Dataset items
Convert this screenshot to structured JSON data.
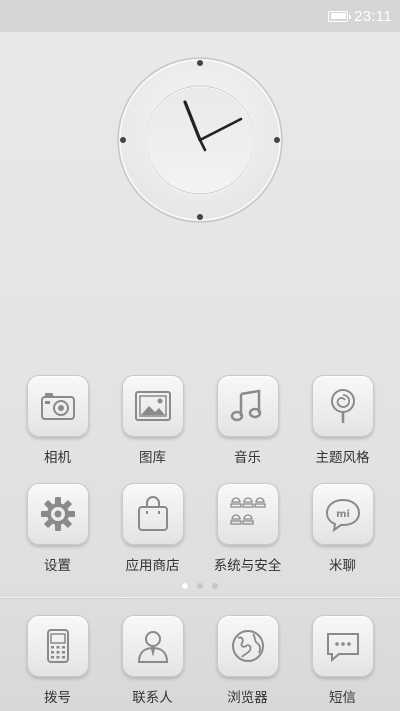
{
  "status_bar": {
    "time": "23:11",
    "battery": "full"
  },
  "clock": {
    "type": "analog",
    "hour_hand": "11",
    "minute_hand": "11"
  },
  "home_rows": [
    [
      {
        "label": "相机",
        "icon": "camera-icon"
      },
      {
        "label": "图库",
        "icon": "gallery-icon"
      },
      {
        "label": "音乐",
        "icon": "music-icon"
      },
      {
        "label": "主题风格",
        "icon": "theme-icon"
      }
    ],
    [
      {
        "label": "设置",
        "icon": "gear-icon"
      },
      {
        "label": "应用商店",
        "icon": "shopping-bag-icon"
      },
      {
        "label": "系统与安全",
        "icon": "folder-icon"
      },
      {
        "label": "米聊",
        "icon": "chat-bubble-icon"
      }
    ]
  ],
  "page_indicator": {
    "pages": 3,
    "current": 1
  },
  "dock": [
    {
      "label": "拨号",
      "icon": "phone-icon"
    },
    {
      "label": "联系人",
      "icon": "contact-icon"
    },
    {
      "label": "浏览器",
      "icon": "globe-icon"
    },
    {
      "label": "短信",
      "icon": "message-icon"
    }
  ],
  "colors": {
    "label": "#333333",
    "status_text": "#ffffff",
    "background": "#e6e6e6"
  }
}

» Required task: Gather every line containing the word "icon" and copy it.

» Output below:
        "icon": "camera-icon"
        "icon": "gallery-icon"
        "icon": "music-icon"
        "icon": "theme-icon"
        "icon": "gear-icon"
        "icon": "shopping-bag-icon"
        "icon": "folder-icon"
        "icon": "chat-bubble-icon"
      "icon": "phone-icon"
      "icon": "contact-icon"
      "icon": "globe-icon"
      "icon": "message-icon"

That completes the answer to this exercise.